- _STATED PROBLEM_: Copy all entries without alteration and skip the pictures they hold.

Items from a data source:

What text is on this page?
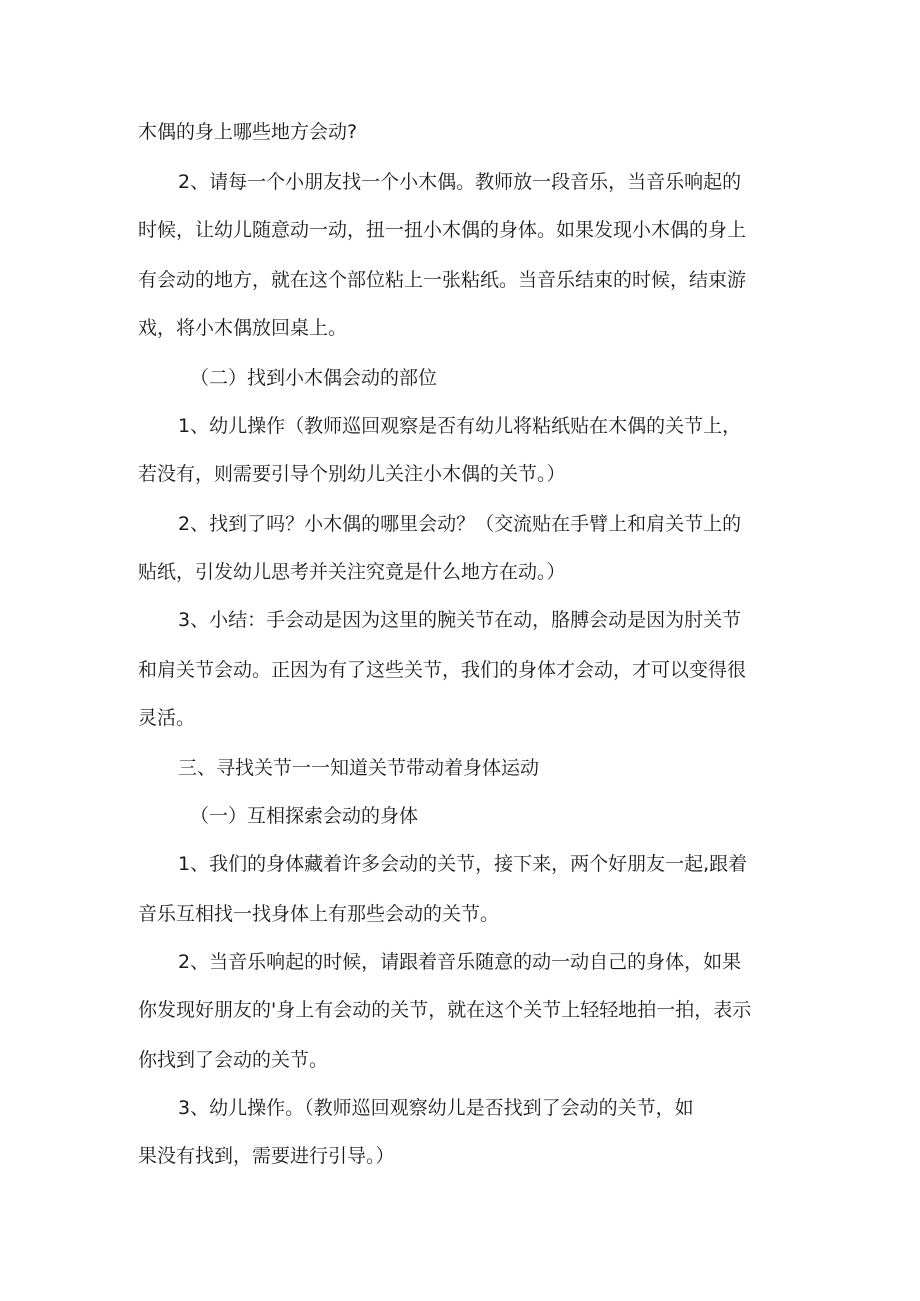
木偶的身上哪些地方会动?

2、请每一个小朋友找一个小木偶。教师放一段音乐，当音乐响起的

时候，让幼儿随意动一动，扭一扭小木偶的身体。如果发现小木偶的身上

有会动的地方，就在这个部位粘上一张粘纸。当音乐结束的时候，结束游

戏，将小木偶放回桌上。

（二）找到小木偶会动的部位

1、幼儿操作（教师巡回观察是否有幼儿将粘纸贴在木偶的关节上，

若没有，则需要引导个别幼儿关注小木偶的关节。）

2、找到了吗？小木偶的哪里会动？（交流贴在手臂上和肩关节上的

贴纸，引发幼儿思考并关注究竟是什么地方在动。）

3、小结：手会动是因为这里的腕关节在动，胳膊会动是因为肘关节

和肩关节会动。正因为有了这些关节，我们的身体才会动，才可以变得很

灵活。

三、寻找关节一一知道关节带动着身体运动

（一）互相探索会动的身体

1、我们的身体藏着许多会动的关节，接下来，两个好朋友一起,跟着

音乐互相找一找身体上有那些会动的关节。

2、当音乐响起的时候，请跟着音乐随意的动一动自己的身体，如果

你发现好朋友的'身上有会动的关节，就在这个关节上轻轻地拍一拍，表示

你找到了会动的关节。

3、幼儿操作。（教师巡回观察幼儿是否找到了会动的关节，如

果没有找到，需要进行引导。）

- _RESULT FOR THIS EXERCISE_:
What text is on this page?
木偶的身上哪些地方会动?

2、请每一个小朋友找一个小木偶。教师放一段音乐，当音乐响起的

时候，让幼儿随意动一动，扭一扭小木偶的身体。如果发现小木偶的身上

有会动的地方，就在这个部位粘上一张粘纸。当音乐结束的时候，结束游

戏，将小木偶放回桌上。

（二）找到小木偶会动的部位

1、幼儿操作（教师巡回观察是否有幼儿将粘纸贴在木偶的关节上，

若没有，则需要引导个别幼儿关注小木偶的关节。）

2、找到了吗？小木偶的哪里会动？（交流贴在手臂上和肩关节上的

贴纸，引发幼儿思考并关注究竟是什么地方在动。）

3、小结：手会动是因为这里的腕关节在动，胳膊会动是因为肘关节

和肩关节会动。正因为有了这些关节，我们的身体才会动，才可以变得很

灵活。

三、寻找关节一一知道关节带动着身体运动

（一）互相探索会动的身体

1、我们的身体藏着许多会动的关节，接下来，两个好朋友一起,跟着

音乐互相找一找身体上有那些会动的关节。

2、当音乐响起的时候，请跟着音乐随意的动一动自己的身体，如果

你发现好朋友的'身上有会动的关节，就在这个关节上轻轻地拍一拍，表示

你找到了会动的关节。

3、幼儿操作。（教师巡回观察幼儿是否找到了会动的关节，如

果没有找到，需要进行引导。）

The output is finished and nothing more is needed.